* START Records to process *

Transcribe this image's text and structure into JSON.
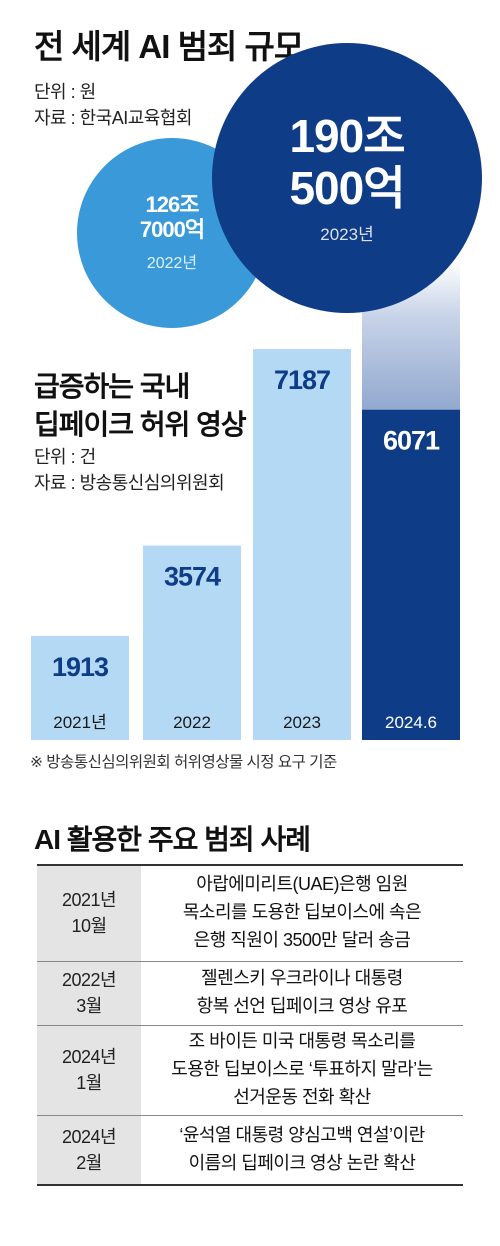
{
  "section1": {
    "title": "전 세계 AI 범죄 규모",
    "unit": "단위 : 원",
    "source": "자료 : 한국AI교육협회"
  },
  "circles": [
    {
      "line1": "126조",
      "line2": "7000억",
      "year": "2022년",
      "color": "#3a9ad9"
    },
    {
      "line1": "190조",
      "line2": "500억",
      "year": "2023년",
      "color": "#0f3c86"
    }
  ],
  "section2": {
    "title_line1": "급증하는 국내",
    "title_line2": "딥페이크 허위 영상",
    "unit": "단위 : 건",
    "source": "자료 : 방송통신심의위원회"
  },
  "chart_data": {
    "type": "bar",
    "categories": [
      "2021년",
      "2022",
      "2023",
      "2024.6"
    ],
    "values": [
      1913,
      3574,
      7187,
      6071
    ],
    "value_labels": [
      "1913",
      "3574",
      "7187",
      "6071"
    ],
    "ylim": [
      0,
      7500
    ],
    "colors": [
      "#b3d9f5",
      "#b3d9f5",
      "#b3d9f5",
      "#0f3c86"
    ],
    "value_colors": [
      "#0f3c86",
      "#0f3c86",
      "#0f3c86",
      "#ffffff"
    ],
    "category_colors": [
      "#1a1a1a",
      "#1a1a1a",
      "#1a1a1a",
      "#ffffff"
    ]
  },
  "note": "※ 방송통신심의위원회 허위영상물 시정 요구 기준",
  "section3": {
    "title": "AI 활용한 주요 범죄 사례",
    "rows": [
      {
        "date_line1": "2021년",
        "date_line2": "10월",
        "desc_lines": [
          "아랍에미리트(UAE)은행 임원",
          "목소리를 도용한 딥보이스에 속은",
          "은행 직원이 3500만 달러 송금"
        ]
      },
      {
        "date_line1": "2022년",
        "date_line2": "3월",
        "desc_lines": [
          "젤렌스키 우크라이나 대통령",
          "항복 선언 딥페이크 영상 유포"
        ]
      },
      {
        "date_line1": "2024년",
        "date_line2": "1월",
        "desc_lines": [
          "조 바이든 미국 대통령 목소리를",
          "도용한 딥보이스로 ‘투표하지 말라’는",
          "선거운동 전화 확산"
        ]
      },
      {
        "date_line1": "2024년",
        "date_line2": "2월",
        "desc_lines": [
          "‘윤석열 대통령 양심고백 연설’이란",
          "이름의 딥페이크 영상 논란 확산"
        ]
      }
    ]
  }
}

* END Records to process *

■ **Stated task**
Transcribe the material exactly, leaving every picture out.

■ **Solution for this task**
Transcribe this image's text and structure into JSON.
{
  "section1": {
    "title": "전 세계 AI 범죄 규모",
    "unit": "단위 : 원",
    "source": "자료 : 한국AI교육협회"
  },
  "circles": [
    {
      "line1": "126조",
      "line2": "7000억",
      "year": "2022년",
      "color": "#3a9ad9"
    },
    {
      "line1": "190조",
      "line2": "500억",
      "year": "2023년",
      "color": "#0f3c86"
    }
  ],
  "section2": {
    "title_line1": "급증하는 국내",
    "title_line2": "딥페이크 허위 영상",
    "unit": "단위 : 건",
    "source": "자료 : 방송통신심의위원회"
  },
  "chart_data": {
    "type": "bar",
    "categories": [
      "2021년",
      "2022",
      "2023",
      "2024.6"
    ],
    "values": [
      1913,
      3574,
      7187,
      6071
    ],
    "value_labels": [
      "1913",
      "3574",
      "7187",
      "6071"
    ],
    "ylim": [
      0,
      7500
    ],
    "colors": [
      "#b3d9f5",
      "#b3d9f5",
      "#b3d9f5",
      "#0f3c86"
    ],
    "value_colors": [
      "#0f3c86",
      "#0f3c86",
      "#0f3c86",
      "#ffffff"
    ],
    "category_colors": [
      "#1a1a1a",
      "#1a1a1a",
      "#1a1a1a",
      "#ffffff"
    ]
  },
  "note": "※ 방송통신심의위원회 허위영상물 시정 요구 기준",
  "section3": {
    "title": "AI 활용한 주요 범죄 사례",
    "rows": [
      {
        "date_line1": "2021년",
        "date_line2": "10월",
        "desc_lines": [
          "아랍에미리트(UAE)은행 임원",
          "목소리를 도용한 딥보이스에 속은",
          "은행 직원이 3500만 달러 송금"
        ]
      },
      {
        "date_line1": "2022년",
        "date_line2": "3월",
        "desc_lines": [
          "젤렌스키 우크라이나 대통령",
          "항복 선언 딥페이크 영상 유포"
        ]
      },
      {
        "date_line1": "2024년",
        "date_line2": "1월",
        "desc_lines": [
          "조 바이든 미국 대통령 목소리를",
          "도용한 딥보이스로 ‘투표하지 말라’는",
          "선거운동 전화 확산"
        ]
      },
      {
        "date_line1": "2024년",
        "date_line2": "2월",
        "desc_lines": [
          "‘윤석열 대통령 양심고백 연설’이란",
          "이름의 딥페이크 영상 논란 확산"
        ]
      }
    ]
  }
}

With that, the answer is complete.